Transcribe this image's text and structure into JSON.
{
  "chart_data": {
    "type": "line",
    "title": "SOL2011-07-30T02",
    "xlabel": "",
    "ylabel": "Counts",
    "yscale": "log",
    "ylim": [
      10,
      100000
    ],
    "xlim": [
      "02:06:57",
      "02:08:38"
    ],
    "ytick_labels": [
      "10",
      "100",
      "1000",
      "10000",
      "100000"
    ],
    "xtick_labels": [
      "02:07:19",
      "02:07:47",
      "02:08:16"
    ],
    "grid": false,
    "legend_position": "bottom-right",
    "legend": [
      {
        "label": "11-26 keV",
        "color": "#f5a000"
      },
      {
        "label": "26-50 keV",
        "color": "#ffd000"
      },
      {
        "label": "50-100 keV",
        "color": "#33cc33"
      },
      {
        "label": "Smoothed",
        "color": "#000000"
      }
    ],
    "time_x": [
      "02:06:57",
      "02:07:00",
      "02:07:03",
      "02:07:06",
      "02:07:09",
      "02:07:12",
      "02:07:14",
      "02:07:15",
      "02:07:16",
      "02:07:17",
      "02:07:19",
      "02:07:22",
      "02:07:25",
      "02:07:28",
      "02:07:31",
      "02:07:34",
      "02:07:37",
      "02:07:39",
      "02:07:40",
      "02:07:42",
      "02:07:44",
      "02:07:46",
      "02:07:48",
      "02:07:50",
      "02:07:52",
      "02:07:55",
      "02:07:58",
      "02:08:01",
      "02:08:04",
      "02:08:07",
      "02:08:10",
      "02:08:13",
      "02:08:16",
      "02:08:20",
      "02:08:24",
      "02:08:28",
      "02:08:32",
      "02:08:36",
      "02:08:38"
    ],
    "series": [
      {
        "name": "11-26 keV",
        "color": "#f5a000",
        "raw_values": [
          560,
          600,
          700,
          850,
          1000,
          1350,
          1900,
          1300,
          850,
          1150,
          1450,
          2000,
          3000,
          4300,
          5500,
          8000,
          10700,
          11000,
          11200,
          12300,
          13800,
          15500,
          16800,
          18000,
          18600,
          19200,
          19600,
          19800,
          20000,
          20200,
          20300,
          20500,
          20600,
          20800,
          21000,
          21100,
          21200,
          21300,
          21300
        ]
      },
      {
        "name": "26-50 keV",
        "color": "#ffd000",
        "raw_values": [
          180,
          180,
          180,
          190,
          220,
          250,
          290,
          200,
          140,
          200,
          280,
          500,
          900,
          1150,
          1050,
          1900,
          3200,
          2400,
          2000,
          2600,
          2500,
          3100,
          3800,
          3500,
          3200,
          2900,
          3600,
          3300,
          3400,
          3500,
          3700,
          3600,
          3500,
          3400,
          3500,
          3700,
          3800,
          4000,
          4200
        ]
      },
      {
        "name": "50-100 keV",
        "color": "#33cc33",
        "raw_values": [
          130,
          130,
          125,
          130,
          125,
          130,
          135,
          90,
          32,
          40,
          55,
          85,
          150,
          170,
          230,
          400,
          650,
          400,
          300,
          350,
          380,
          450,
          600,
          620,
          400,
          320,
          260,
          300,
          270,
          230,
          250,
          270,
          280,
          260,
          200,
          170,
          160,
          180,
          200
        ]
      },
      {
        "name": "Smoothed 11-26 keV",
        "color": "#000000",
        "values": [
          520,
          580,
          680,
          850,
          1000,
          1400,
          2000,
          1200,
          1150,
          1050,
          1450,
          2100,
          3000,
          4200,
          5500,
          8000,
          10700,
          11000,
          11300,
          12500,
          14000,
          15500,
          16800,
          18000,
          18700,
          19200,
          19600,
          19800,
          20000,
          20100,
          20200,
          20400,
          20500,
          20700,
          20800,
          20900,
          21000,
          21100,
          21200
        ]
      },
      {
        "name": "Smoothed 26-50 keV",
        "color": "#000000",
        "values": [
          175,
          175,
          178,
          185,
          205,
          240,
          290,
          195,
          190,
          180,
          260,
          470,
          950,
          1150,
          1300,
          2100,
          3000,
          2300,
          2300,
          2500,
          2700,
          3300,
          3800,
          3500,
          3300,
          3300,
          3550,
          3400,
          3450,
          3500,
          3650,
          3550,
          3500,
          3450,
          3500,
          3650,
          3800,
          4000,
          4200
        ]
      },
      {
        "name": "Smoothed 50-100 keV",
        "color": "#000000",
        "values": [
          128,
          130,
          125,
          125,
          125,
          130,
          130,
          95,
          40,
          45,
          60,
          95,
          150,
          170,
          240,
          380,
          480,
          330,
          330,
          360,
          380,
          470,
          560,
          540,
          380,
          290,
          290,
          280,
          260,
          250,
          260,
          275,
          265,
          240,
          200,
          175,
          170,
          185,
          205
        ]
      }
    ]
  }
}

◇ ◇ ◇

Written instruction
Copy out the material word for word and line for line.

Output of the exercise
Transcribe this image's text and structure into JSON.
{
  "chart_data": {
    "type": "line",
    "title": "SOL2011-07-30T02",
    "xlabel": "",
    "ylabel": "Counts",
    "yscale": "log",
    "ylim": [
      10,
      100000
    ],
    "xlim": [
      "02:06:57",
      "02:08:38"
    ],
    "ytick_labels": [
      "10",
      "100",
      "1000",
      "10000",
      "100000"
    ],
    "xtick_labels": [
      "02:07:19",
      "02:07:47",
      "02:08:16"
    ],
    "grid": false,
    "legend_position": "bottom-right",
    "legend": [
      {
        "label": "11-26 keV",
        "color": "#f5a000"
      },
      {
        "label": "26-50 keV",
        "color": "#ffd000"
      },
      {
        "label": "50-100 keV",
        "color": "#33cc33"
      },
      {
        "label": "Smoothed",
        "color": "#000000"
      }
    ],
    "time_x": [
      "02:06:57",
      "02:07:00",
      "02:07:03",
      "02:07:06",
      "02:07:09",
      "02:07:12",
      "02:07:14",
      "02:07:15",
      "02:07:16",
      "02:07:17",
      "02:07:19",
      "02:07:22",
      "02:07:25",
      "02:07:28",
      "02:07:31",
      "02:07:34",
      "02:07:37",
      "02:07:39",
      "02:07:40",
      "02:07:42",
      "02:07:44",
      "02:07:46",
      "02:07:48",
      "02:07:50",
      "02:07:52",
      "02:07:55",
      "02:07:58",
      "02:08:01",
      "02:08:04",
      "02:08:07",
      "02:08:10",
      "02:08:13",
      "02:08:16",
      "02:08:20",
      "02:08:24",
      "02:08:28",
      "02:08:32",
      "02:08:36",
      "02:08:38"
    ],
    "series": [
      {
        "name": "11-26 keV",
        "color": "#f5a000",
        "raw_values": [
          560,
          600,
          700,
          850,
          1000,
          1350,
          1900,
          1300,
          850,
          1150,
          1450,
          2000,
          3000,
          4300,
          5500,
          8000,
          10700,
          11000,
          11200,
          12300,
          13800,
          15500,
          16800,
          18000,
          18600,
          19200,
          19600,
          19800,
          20000,
          20200,
          20300,
          20500,
          20600,
          20800,
          21000,
          21100,
          21200,
          21300,
          21300
        ]
      },
      {
        "name": "26-50 keV",
        "color": "#ffd000",
        "raw_values": [
          180,
          180,
          180,
          190,
          220,
          250,
          290,
          200,
          140,
          200,
          280,
          500,
          900,
          1150,
          1050,
          1900,
          3200,
          2400,
          2000,
          2600,
          2500,
          3100,
          3800,
          3500,
          3200,
          2900,
          3600,
          3300,
          3400,
          3500,
          3700,
          3600,
          3500,
          3400,
          3500,
          3700,
          3800,
          4000,
          4200
        ]
      },
      {
        "name": "50-100 keV",
        "color": "#33cc33",
        "raw_values": [
          130,
          130,
          125,
          130,
          125,
          130,
          135,
          90,
          32,
          40,
          55,
          85,
          150,
          170,
          230,
          400,
          650,
          400,
          300,
          350,
          380,
          450,
          600,
          620,
          400,
          320,
          260,
          300,
          270,
          230,
          250,
          270,
          280,
          260,
          200,
          170,
          160,
          180,
          200
        ]
      },
      {
        "name": "Smoothed 11-26 keV",
        "color": "#000000",
        "values": [
          520,
          580,
          680,
          850,
          1000,
          1400,
          2000,
          1200,
          1150,
          1050,
          1450,
          2100,
          3000,
          4200,
          5500,
          8000,
          10700,
          11000,
          11300,
          12500,
          14000,
          15500,
          16800,
          18000,
          18700,
          19200,
          19600,
          19800,
          20000,
          20100,
          20200,
          20400,
          20500,
          20700,
          20800,
          20900,
          21000,
          21100,
          21200
        ]
      },
      {
        "name": "Smoothed 26-50 keV",
        "color": "#000000",
        "values": [
          175,
          175,
          178,
          185,
          205,
          240,
          290,
          195,
          190,
          180,
          260,
          470,
          950,
          1150,
          1300,
          2100,
          3000,
          2300,
          2300,
          2500,
          2700,
          3300,
          3800,
          3500,
          3300,
          3300,
          3550,
          3400,
          3450,
          3500,
          3650,
          3550,
          3500,
          3450,
          3500,
          3650,
          3800,
          4000,
          4200
        ]
      },
      {
        "name": "Smoothed 50-100 keV",
        "color": "#000000",
        "values": [
          128,
          130,
          125,
          125,
          125,
          130,
          130,
          95,
          40,
          45,
          60,
          95,
          150,
          170,
          240,
          380,
          480,
          330,
          330,
          360,
          380,
          470,
          560,
          540,
          380,
          290,
          290,
          280,
          260,
          250,
          260,
          275,
          265,
          240,
          200,
          175,
          170,
          185,
          205
        ]
      }
    ]
  }
}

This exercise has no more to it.